[YOUR OBJECTIVE]
In your copy, include every line of the listing below exactly but none of the pictures.

-- Start INFORMATION PROVIDED --

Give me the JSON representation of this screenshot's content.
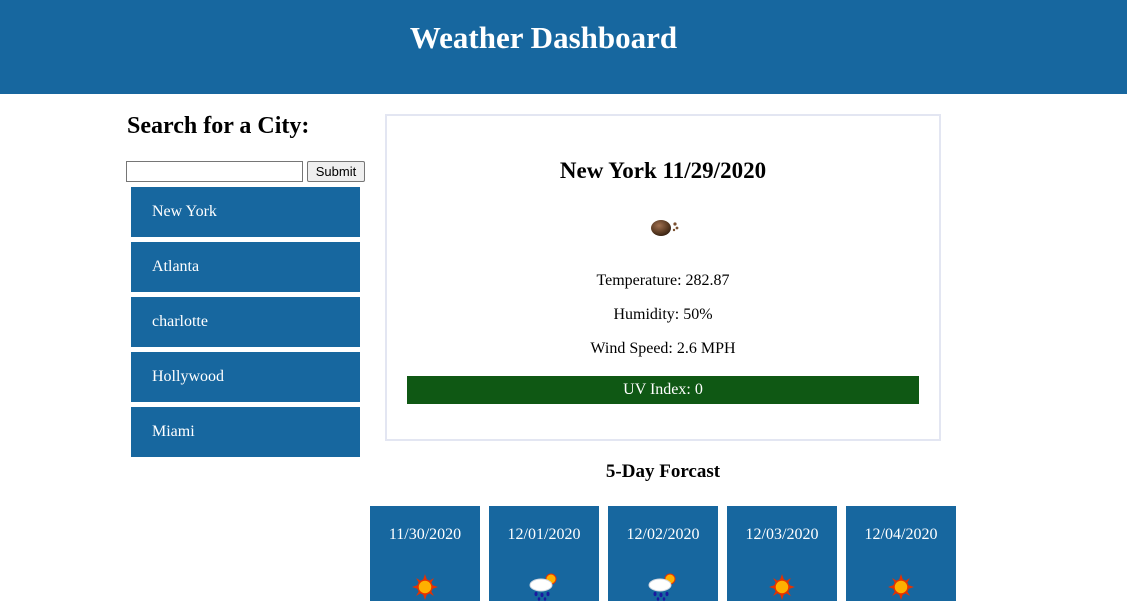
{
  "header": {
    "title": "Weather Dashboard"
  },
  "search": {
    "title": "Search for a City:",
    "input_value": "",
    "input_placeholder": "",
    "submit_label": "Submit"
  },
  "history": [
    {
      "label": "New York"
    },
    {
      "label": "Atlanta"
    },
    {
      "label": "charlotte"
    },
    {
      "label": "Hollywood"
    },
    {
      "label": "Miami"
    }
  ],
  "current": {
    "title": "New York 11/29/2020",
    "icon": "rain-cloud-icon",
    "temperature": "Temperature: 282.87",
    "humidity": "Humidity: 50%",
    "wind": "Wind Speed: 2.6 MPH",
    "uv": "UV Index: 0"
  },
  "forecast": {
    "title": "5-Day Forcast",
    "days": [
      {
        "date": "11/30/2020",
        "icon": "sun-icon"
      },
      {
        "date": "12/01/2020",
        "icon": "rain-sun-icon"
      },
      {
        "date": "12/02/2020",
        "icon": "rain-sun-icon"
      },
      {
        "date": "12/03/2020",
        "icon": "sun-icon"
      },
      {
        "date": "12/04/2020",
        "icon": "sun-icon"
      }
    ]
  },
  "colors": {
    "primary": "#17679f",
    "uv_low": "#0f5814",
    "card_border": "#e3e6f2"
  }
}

-- End INFORMATION PROVIDED --

[SOLVED PROBLEM]
Give me the JSON representation of this screenshot's content.
{
  "header": {
    "title": "Weather Dashboard"
  },
  "search": {
    "title": "Search for a City:",
    "input_value": "",
    "input_placeholder": "",
    "submit_label": "Submit"
  },
  "history": [
    {
      "label": "New York"
    },
    {
      "label": "Atlanta"
    },
    {
      "label": "charlotte"
    },
    {
      "label": "Hollywood"
    },
    {
      "label": "Miami"
    }
  ],
  "current": {
    "title": "New York 11/29/2020",
    "icon": "rain-cloud-icon",
    "temperature": "Temperature: 282.87",
    "humidity": "Humidity: 50%",
    "wind": "Wind Speed: 2.6 MPH",
    "uv": "UV Index: 0"
  },
  "forecast": {
    "title": "5-Day Forcast",
    "days": [
      {
        "date": "11/30/2020",
        "icon": "sun-icon"
      },
      {
        "date": "12/01/2020",
        "icon": "rain-sun-icon"
      },
      {
        "date": "12/02/2020",
        "icon": "rain-sun-icon"
      },
      {
        "date": "12/03/2020",
        "icon": "sun-icon"
      },
      {
        "date": "12/04/2020",
        "icon": "sun-icon"
      }
    ]
  },
  "colors": {
    "primary": "#17679f",
    "uv_low": "#0f5814",
    "card_border": "#e3e6f2"
  }
}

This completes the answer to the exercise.